─── RECORDS SUPPLIED ───

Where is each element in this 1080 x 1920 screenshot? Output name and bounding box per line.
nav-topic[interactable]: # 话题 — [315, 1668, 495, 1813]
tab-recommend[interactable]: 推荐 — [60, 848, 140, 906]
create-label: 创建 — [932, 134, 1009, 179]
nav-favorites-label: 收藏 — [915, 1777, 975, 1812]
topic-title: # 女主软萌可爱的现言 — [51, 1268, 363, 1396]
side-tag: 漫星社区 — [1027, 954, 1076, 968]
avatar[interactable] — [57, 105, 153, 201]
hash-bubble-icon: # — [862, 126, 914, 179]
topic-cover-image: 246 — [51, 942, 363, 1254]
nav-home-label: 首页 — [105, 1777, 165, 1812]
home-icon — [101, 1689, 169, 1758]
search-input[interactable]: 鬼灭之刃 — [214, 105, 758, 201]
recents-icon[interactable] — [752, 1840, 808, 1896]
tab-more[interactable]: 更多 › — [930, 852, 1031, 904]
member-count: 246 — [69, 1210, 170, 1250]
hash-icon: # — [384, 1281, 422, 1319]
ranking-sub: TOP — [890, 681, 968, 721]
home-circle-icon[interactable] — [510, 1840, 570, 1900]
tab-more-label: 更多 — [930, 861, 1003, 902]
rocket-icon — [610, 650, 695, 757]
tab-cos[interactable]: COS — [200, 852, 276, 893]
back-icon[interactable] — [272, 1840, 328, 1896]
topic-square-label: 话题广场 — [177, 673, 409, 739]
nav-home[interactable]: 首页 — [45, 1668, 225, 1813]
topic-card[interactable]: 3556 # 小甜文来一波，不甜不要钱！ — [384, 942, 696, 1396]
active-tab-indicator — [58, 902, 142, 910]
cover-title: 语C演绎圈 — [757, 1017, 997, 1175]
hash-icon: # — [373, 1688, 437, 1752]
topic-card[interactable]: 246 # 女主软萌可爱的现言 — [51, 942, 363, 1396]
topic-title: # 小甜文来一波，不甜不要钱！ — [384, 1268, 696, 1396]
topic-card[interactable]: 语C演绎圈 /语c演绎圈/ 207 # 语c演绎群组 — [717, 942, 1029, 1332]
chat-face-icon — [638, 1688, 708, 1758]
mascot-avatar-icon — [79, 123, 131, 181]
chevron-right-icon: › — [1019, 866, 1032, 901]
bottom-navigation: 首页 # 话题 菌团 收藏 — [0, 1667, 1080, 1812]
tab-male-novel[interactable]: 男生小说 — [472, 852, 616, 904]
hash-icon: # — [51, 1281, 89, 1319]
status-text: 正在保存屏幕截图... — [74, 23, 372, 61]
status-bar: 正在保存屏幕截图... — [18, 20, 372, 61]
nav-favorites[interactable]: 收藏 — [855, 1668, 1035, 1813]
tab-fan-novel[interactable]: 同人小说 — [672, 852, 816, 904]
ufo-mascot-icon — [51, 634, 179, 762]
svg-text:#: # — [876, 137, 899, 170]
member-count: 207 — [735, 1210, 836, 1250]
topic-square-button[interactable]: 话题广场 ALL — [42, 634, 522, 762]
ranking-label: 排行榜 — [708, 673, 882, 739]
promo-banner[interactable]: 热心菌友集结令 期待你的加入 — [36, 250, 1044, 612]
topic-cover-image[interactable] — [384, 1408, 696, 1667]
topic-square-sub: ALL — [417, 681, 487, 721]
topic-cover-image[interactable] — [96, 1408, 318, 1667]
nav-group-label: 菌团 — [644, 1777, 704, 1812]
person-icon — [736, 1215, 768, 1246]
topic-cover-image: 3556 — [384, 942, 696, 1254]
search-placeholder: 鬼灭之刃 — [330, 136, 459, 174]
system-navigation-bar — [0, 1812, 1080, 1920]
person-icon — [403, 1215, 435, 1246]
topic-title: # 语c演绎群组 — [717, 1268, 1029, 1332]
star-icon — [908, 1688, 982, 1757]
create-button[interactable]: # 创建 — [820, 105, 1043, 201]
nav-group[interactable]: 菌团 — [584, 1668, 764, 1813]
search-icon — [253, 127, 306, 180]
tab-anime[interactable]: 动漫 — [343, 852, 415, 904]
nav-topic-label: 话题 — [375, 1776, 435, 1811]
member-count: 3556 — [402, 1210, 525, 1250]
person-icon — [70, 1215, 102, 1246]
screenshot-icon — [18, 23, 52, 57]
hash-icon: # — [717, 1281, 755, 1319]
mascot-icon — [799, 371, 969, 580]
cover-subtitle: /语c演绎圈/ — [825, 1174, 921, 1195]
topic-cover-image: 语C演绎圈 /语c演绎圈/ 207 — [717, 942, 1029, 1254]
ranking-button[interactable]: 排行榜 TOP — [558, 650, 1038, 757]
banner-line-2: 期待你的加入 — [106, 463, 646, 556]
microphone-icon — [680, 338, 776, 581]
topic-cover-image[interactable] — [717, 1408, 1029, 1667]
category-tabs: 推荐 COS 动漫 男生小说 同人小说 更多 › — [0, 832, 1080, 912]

───

WRITTEN INSTRUCTION: Update the data above so that every "topic-card" reads "topic-tile", leaving everything else unchanged.

EXERCISE RESULT:
Where is each element in this 1080 x 1920 screenshot? Output name and bounding box per line.
nav-topic[interactable]: # 话题 — [315, 1668, 495, 1813]
tab-recommend[interactable]: 推荐 — [60, 848, 140, 906]
create-label: 创建 — [932, 134, 1009, 179]
nav-favorites-label: 收藏 — [915, 1777, 975, 1812]
topic-title: # 女主软萌可爱的现言 — [51, 1268, 363, 1396]
side-tag: 漫星社区 — [1027, 954, 1076, 968]
avatar[interactable] — [57, 105, 153, 201]
hash-bubble-icon: # — [862, 126, 914, 179]
topic-cover-image: 246 — [51, 942, 363, 1254]
nav-home-label: 首页 — [105, 1777, 165, 1812]
home-icon — [101, 1689, 169, 1758]
search-input[interactable]: 鬼灭之刃 — [214, 105, 758, 201]
recents-icon[interactable] — [752, 1840, 808, 1896]
tab-more[interactable]: 更多 › — [930, 852, 1031, 904]
member-count: 246 — [69, 1210, 170, 1250]
hash-icon: # — [384, 1281, 422, 1319]
ranking-sub: TOP — [890, 681, 968, 721]
home-circle-icon[interactable] — [510, 1840, 570, 1900]
tab-more-label: 更多 — [930, 861, 1003, 902]
rocket-icon — [610, 650, 695, 757]
tab-cos[interactable]: COS — [200, 852, 276, 893]
back-icon[interactable] — [272, 1840, 328, 1896]
topic-square-label: 话题广场 — [177, 673, 409, 739]
nav-home[interactable]: 首页 — [45, 1668, 225, 1813]
topic-tile[interactable]: 3556 # 小甜文来一波，不甜不要钱！ — [384, 942, 696, 1396]
active-tab-indicator — [58, 902, 142, 910]
cover-title: 语C演绎圈 — [757, 1017, 997, 1175]
hash-icon: # — [373, 1688, 437, 1752]
topic-tile[interactable]: 246 # 女主软萌可爱的现言 — [51, 942, 363, 1396]
topic-title: # 小甜文来一波，不甜不要钱！ — [384, 1268, 696, 1396]
topic-tile[interactable]: 语C演绎圈 /语c演绎圈/ 207 # 语c演绎群组 — [717, 942, 1029, 1332]
chat-face-icon — [638, 1688, 708, 1758]
mascot-avatar-icon — [79, 123, 131, 181]
chevron-right-icon: › — [1019, 866, 1032, 901]
bottom-navigation: 首页 # 话题 菌团 收藏 — [0, 1667, 1080, 1812]
tab-male-novel[interactable]: 男生小说 — [472, 852, 616, 904]
hash-icon: # — [51, 1281, 89, 1319]
status-text: 正在保存屏幕截图... — [74, 23, 372, 61]
status-bar: 正在保存屏幕截图... — [18, 20, 372, 61]
nav-favorites[interactable]: 收藏 — [855, 1668, 1035, 1813]
tab-fan-novel[interactable]: 同人小说 — [672, 852, 816, 904]
ufo-mascot-icon — [51, 634, 179, 762]
svg-text:#: # — [876, 137, 899, 170]
member-count: 207 — [735, 1210, 836, 1250]
topic-square-button[interactable]: 话题广场 ALL — [42, 634, 522, 762]
ranking-label: 排行榜 — [708, 673, 882, 739]
promo-banner[interactable]: 热心菌友集结令 期待你的加入 — [36, 250, 1044, 612]
topic-cover-image[interactable] — [384, 1408, 696, 1667]
topic-square-sub: ALL — [417, 681, 487, 721]
topic-cover-image[interactable] — [96, 1408, 318, 1667]
nav-group-label: 菌团 — [644, 1777, 704, 1812]
person-icon — [736, 1215, 768, 1246]
topic-cover-image: 3556 — [384, 942, 696, 1254]
search-placeholder: 鬼灭之刃 — [330, 136, 459, 174]
system-navigation-bar — [0, 1812, 1080, 1920]
person-icon — [403, 1215, 435, 1246]
topic-title: # 语c演绎群组 — [717, 1268, 1029, 1332]
star-icon — [908, 1688, 982, 1757]
create-button[interactable]: # 创建 — [820, 105, 1043, 201]
nav-group[interactable]: 菌团 — [584, 1668, 764, 1813]
search-icon — [253, 127, 306, 180]
tab-anime[interactable]: 动漫 — [343, 852, 415, 904]
nav-topic-label: 话题 — [375, 1776, 435, 1811]
member-count: 3556 — [402, 1210, 525, 1250]
person-icon — [70, 1215, 102, 1246]
screenshot-icon — [18, 23, 52, 57]
hash-icon: # — [717, 1281, 755, 1319]
mascot-icon — [799, 371, 969, 580]
cover-subtitle: /语c演绎圈/ — [825, 1174, 921, 1195]
topic-cover-image: 语C演绎圈 /语c演绎圈/ 207 — [717, 942, 1029, 1254]
ranking-button[interactable]: 排行榜 TOP — [558, 650, 1038, 757]
banner-line-2: 期待你的加入 — [106, 463, 646, 556]
microphone-icon — [680, 338, 776, 581]
topic-cover-image[interactable] — [717, 1408, 1029, 1667]
category-tabs: 推荐 COS 动漫 男生小说 同人小说 更多 › — [0, 832, 1080, 912]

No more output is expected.